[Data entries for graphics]
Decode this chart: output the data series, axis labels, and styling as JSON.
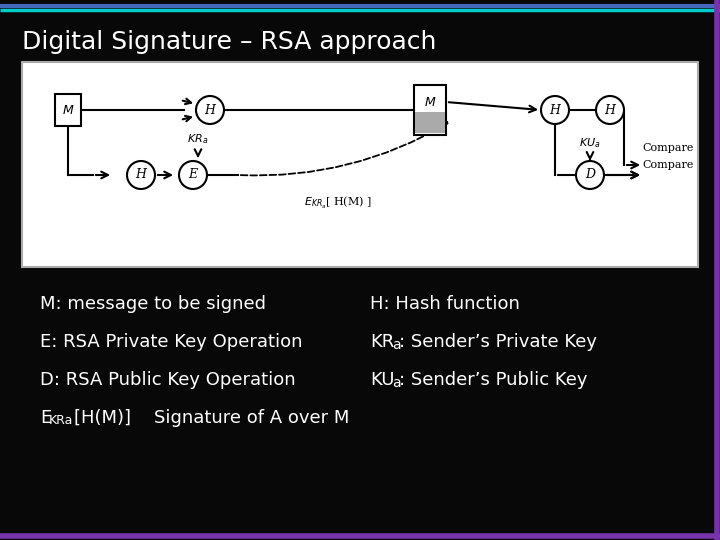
{
  "title": "Digital Signature – RSA approach",
  "bg_color": "#080808",
  "title_color": "#ffffff",
  "title_fontsize": 18,
  "border_top_color1": "#4466bb",
  "border_top_color2": "#00cccc",
  "border_right_color": "#7733aa",
  "border_bottom_color": "#7733aa",
  "diagram_bg": "#ffffff",
  "diagram_border": "#999999",
  "line1_left": "M: message to be signed",
  "line1_right": "H: Hash function",
  "line2_left": "E: RSA Private Key Operation",
  "line2_right": "KR",
  "line2_right_sub": "a",
  "line2_right_rest": ": Sender’s Private Key",
  "line3_left": "D: RSA Public Key Operation",
  "line3_right": "KU",
  "line3_right_sub": "a",
  "line3_right_rest": ": Sender’s Public Key",
  "line4_pre": "E",
  "line4_sub": "KRa",
  "line4_rest": "[H(M)]    Signature of A over M",
  "text_fontsize": 13,
  "text_color": "#ffffff"
}
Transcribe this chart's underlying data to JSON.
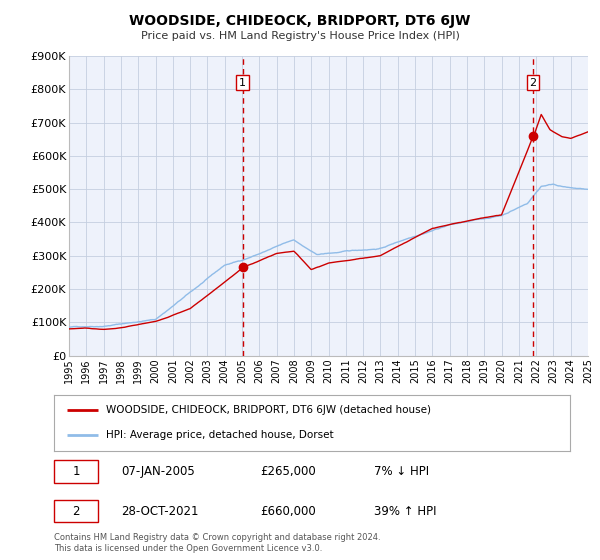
{
  "title": "WOODSIDE, CHIDEOCK, BRIDPORT, DT6 6JW",
  "subtitle": "Price paid vs. HM Land Registry's House Price Index (HPI)",
  "bg_color": "#eef2fb",
  "plot_bg_color": "#eef2fb",
  "grid_color": "#c5cfe0",
  "hpi_color": "#90bce8",
  "sale_color": "#cc0000",
  "marker_color": "#cc0000",
  "dashed_line_color": "#cc0000",
  "legend_label_sale": "WOODSIDE, CHIDEOCK, BRIDPORT, DT6 6JW (detached house)",
  "legend_label_hpi": "HPI: Average price, detached house, Dorset",
  "sale1_x": 2005.04,
  "sale1_y": 265000,
  "sale1_label": "1",
  "sale2_x": 2021.83,
  "sale2_y": 660000,
  "sale2_label": "2",
  "annotation1_date": "07-JAN-2005",
  "annotation1_price": "£265,000",
  "annotation1_hpi": "7% ↓ HPI",
  "annotation2_date": "28-OCT-2021",
  "annotation2_price": "£660,000",
  "annotation2_hpi": "39% ↑ HPI",
  "xmin": 1995,
  "xmax": 2025,
  "ymin": 0,
  "ymax": 900000,
  "yticks": [
    0,
    100000,
    200000,
    300000,
    400000,
    500000,
    600000,
    700000,
    800000,
    900000
  ],
  "footer": "Contains HM Land Registry data © Crown copyright and database right 2024.\nThis data is licensed under the Open Government Licence v3.0."
}
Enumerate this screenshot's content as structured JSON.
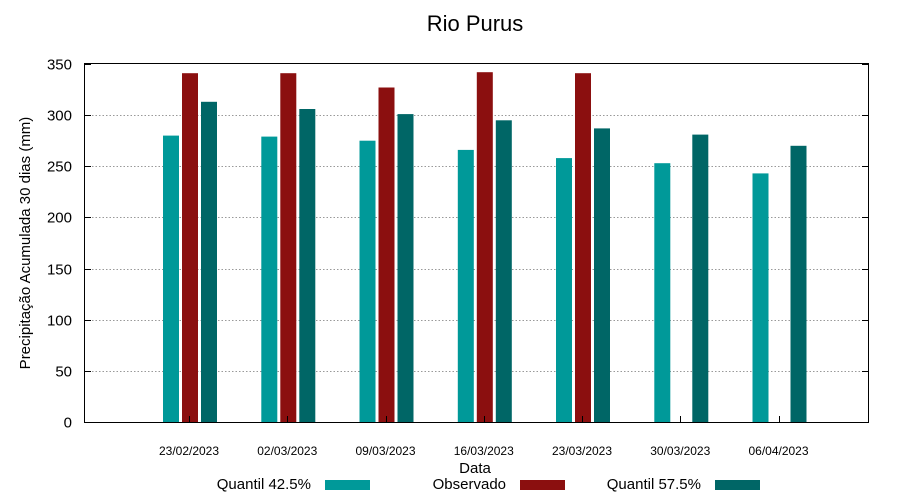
{
  "chart_data": {
    "type": "bar",
    "title": "Rio Purus",
    "xlabel": "Data",
    "ylabel": "Precipitação Acumulada 30 dias (mm)",
    "ylim": [
      0,
      350
    ],
    "yticks": [
      0,
      50,
      100,
      150,
      200,
      250,
      300,
      350
    ],
    "grid": true,
    "legend_position": "bottom",
    "categories": [
      "23/02/2023",
      "02/03/2023",
      "09/03/2023",
      "16/03/2023",
      "23/03/2023",
      "30/03/2023",
      "06/04/2023"
    ],
    "series": [
      {
        "name": "Quantil 42.5%",
        "color": "#009999",
        "values": [
          280,
          279,
          275,
          266,
          258,
          253,
          243
        ]
      },
      {
        "name": "Observado",
        "color": "#8b0f0f",
        "values": [
          341,
          341,
          327,
          342,
          341,
          null,
          null
        ]
      },
      {
        "name": "Quantil 57.5%",
        "color": "#006666",
        "values": [
          313,
          306,
          301,
          295,
          287,
          281,
          270
        ]
      }
    ]
  }
}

▶ [WORK REQUIRED]
Copy the records above exactly, omitting every picture.

▶ [WRITTEN REPLY]
Decode this chart: output the data series, axis labels, and styling as JSON.
{
  "title": "Digital Signature – RSA approach",
  "bg_color": "#080808",
  "title_color": "#ffffff",
  "title_fontsize": 18,
  "border_top_color1": "#4466bb",
  "border_top_color2": "#00cccc",
  "border_right_color": "#7733aa",
  "border_bottom_color": "#7733aa",
  "diagram_bg": "#ffffff",
  "diagram_border": "#999999",
  "line1_left": "M: message to be signed",
  "line1_right": "H: Hash function",
  "line2_left": "E: RSA Private Key Operation",
  "line2_right": "KR",
  "line2_right_sub": "a",
  "line2_right_rest": ": Sender’s Private Key",
  "line3_left": "D: RSA Public Key Operation",
  "line3_right": "KU",
  "line3_right_sub": "a",
  "line3_right_rest": ": Sender’s Public Key",
  "line4_pre": "E",
  "line4_sub": "KRa",
  "line4_rest": "[H(M)]    Signature of A over M",
  "text_fontsize": 13,
  "text_color": "#ffffff"
}
Transcribe this chart's underlying data to JSON.
{
  "title": "WOODSIDE, CHIDEOCK, BRIDPORT, DT6 6JW",
  "subtitle": "Price paid vs. HM Land Registry's House Price Index (HPI)",
  "bg_color": "#eef2fb",
  "plot_bg_color": "#eef2fb",
  "grid_color": "#c5cfe0",
  "hpi_color": "#90bce8",
  "sale_color": "#cc0000",
  "marker_color": "#cc0000",
  "dashed_line_color": "#cc0000",
  "legend_label_sale": "WOODSIDE, CHIDEOCK, BRIDPORT, DT6 6JW (detached house)",
  "legend_label_hpi": "HPI: Average price, detached house, Dorset",
  "sale1_x": 2005.04,
  "sale1_y": 265000,
  "sale1_label": "1",
  "sale2_x": 2021.83,
  "sale2_y": 660000,
  "sale2_label": "2",
  "annotation1_date": "07-JAN-2005",
  "annotation1_price": "£265,000",
  "annotation1_hpi": "7% ↓ HPI",
  "annotation2_date": "28-OCT-2021",
  "annotation2_price": "£660,000",
  "annotation2_hpi": "39% ↑ HPI",
  "xmin": 1995,
  "xmax": 2025,
  "ymin": 0,
  "ymax": 900000,
  "yticks": [
    0,
    100000,
    200000,
    300000,
    400000,
    500000,
    600000,
    700000,
    800000,
    900000
  ],
  "footer": "Contains HM Land Registry data © Crown copyright and database right 2024.\nThis data is licensed under the Open Government Licence v3.0."
}
Enumerate this screenshot's content as structured JSON.
{
  "chart_data": {
    "type": "bar",
    "title": "Rio Purus",
    "xlabel": "Data",
    "ylabel": "Precipitação Acumulada 30 dias (mm)",
    "ylim": [
      0,
      350
    ],
    "yticks": [
      0,
      50,
      100,
      150,
      200,
      250,
      300,
      350
    ],
    "grid": true,
    "legend_position": "bottom",
    "categories": [
      "23/02/2023",
      "02/03/2023",
      "09/03/2023",
      "16/03/2023",
      "23/03/2023",
      "30/03/2023",
      "06/04/2023"
    ],
    "series": [
      {
        "name": "Quantil 42.5%",
        "color": "#009999",
        "values": [
          280,
          279,
          275,
          266,
          258,
          253,
          243
        ]
      },
      {
        "name": "Observado",
        "color": "#8b0f0f",
        "values": [
          341,
          341,
          327,
          342,
          341,
          null,
          null
        ]
      },
      {
        "name": "Quantil 57.5%",
        "color": "#006666",
        "values": [
          313,
          306,
          301,
          295,
          287,
          281,
          270
        ]
      }
    ]
  }
}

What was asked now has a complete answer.